==== Raw records ====

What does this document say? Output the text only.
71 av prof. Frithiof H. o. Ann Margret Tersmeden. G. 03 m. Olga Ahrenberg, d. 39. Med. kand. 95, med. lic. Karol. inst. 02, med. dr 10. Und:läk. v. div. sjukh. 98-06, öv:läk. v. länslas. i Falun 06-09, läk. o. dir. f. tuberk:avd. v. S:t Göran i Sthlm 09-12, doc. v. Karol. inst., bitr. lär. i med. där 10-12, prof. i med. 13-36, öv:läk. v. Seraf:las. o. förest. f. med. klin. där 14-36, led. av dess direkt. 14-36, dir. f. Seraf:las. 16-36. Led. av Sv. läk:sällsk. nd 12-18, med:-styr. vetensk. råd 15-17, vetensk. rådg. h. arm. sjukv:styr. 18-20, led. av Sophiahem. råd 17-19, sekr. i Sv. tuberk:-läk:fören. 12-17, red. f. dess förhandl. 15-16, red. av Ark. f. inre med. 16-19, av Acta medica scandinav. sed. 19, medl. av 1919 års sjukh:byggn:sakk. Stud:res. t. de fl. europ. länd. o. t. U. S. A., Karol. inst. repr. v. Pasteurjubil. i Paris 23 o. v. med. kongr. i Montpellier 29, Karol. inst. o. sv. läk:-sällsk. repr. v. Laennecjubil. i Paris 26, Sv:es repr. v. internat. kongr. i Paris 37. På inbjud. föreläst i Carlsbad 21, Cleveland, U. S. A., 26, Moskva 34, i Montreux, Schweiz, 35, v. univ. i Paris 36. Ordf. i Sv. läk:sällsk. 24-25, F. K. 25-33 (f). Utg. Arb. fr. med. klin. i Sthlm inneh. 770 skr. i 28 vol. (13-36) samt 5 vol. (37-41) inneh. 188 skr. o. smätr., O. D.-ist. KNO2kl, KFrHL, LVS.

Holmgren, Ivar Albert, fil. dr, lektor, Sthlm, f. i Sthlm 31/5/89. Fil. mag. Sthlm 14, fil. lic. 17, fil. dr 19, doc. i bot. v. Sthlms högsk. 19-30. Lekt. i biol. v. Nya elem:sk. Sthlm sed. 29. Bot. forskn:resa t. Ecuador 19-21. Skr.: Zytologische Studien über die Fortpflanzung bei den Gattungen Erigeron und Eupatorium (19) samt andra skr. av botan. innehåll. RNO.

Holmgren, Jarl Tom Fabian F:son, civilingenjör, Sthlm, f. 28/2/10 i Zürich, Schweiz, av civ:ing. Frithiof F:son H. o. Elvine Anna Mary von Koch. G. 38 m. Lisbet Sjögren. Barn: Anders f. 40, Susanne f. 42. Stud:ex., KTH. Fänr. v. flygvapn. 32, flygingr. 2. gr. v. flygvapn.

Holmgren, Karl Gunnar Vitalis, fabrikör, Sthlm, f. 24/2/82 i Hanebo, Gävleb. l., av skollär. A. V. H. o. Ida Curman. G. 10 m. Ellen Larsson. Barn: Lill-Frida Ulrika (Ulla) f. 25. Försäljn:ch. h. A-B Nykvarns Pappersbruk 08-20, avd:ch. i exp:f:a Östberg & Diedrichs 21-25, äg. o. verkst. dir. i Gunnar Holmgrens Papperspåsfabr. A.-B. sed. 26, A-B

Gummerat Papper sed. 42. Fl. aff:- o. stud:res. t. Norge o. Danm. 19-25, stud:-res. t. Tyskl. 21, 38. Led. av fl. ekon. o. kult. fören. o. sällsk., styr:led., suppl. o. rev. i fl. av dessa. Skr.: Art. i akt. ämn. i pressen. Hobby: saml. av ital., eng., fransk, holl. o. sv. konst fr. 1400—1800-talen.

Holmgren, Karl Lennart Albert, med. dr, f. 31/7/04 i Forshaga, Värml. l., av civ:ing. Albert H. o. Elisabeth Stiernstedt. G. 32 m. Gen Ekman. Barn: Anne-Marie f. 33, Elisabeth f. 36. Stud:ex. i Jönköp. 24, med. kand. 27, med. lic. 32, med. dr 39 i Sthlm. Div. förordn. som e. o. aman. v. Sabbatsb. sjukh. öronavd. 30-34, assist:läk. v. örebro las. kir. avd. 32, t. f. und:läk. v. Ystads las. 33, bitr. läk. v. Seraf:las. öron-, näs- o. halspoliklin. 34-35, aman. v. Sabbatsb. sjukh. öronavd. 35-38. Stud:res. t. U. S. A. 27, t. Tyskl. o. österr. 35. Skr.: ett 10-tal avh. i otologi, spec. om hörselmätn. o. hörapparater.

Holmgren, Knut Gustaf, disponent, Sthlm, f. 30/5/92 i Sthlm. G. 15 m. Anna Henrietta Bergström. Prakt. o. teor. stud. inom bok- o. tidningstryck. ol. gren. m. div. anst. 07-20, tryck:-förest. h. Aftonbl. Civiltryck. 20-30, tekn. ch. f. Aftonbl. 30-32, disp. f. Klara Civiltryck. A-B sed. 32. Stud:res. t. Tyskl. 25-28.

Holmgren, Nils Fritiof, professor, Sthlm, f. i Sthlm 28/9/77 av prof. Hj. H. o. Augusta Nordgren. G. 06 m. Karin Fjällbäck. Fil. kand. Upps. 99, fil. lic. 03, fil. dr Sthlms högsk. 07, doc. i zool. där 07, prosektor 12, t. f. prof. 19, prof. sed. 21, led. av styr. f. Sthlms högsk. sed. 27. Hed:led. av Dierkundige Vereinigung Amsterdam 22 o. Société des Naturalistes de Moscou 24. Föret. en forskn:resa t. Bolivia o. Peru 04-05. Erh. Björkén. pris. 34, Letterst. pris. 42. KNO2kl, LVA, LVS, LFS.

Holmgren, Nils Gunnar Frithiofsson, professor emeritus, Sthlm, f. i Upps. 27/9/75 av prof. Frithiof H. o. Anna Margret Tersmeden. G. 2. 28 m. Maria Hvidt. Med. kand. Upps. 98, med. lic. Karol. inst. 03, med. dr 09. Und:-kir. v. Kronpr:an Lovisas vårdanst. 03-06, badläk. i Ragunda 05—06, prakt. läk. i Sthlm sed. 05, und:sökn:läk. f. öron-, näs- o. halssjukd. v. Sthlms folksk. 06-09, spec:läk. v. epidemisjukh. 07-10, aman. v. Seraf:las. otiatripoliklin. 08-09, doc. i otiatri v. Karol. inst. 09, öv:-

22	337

====

Exercise prompt =>
What is the number of lines in the records above that include the word "Anna"? Reply with that number and nothing more.

Solution to this task =>
3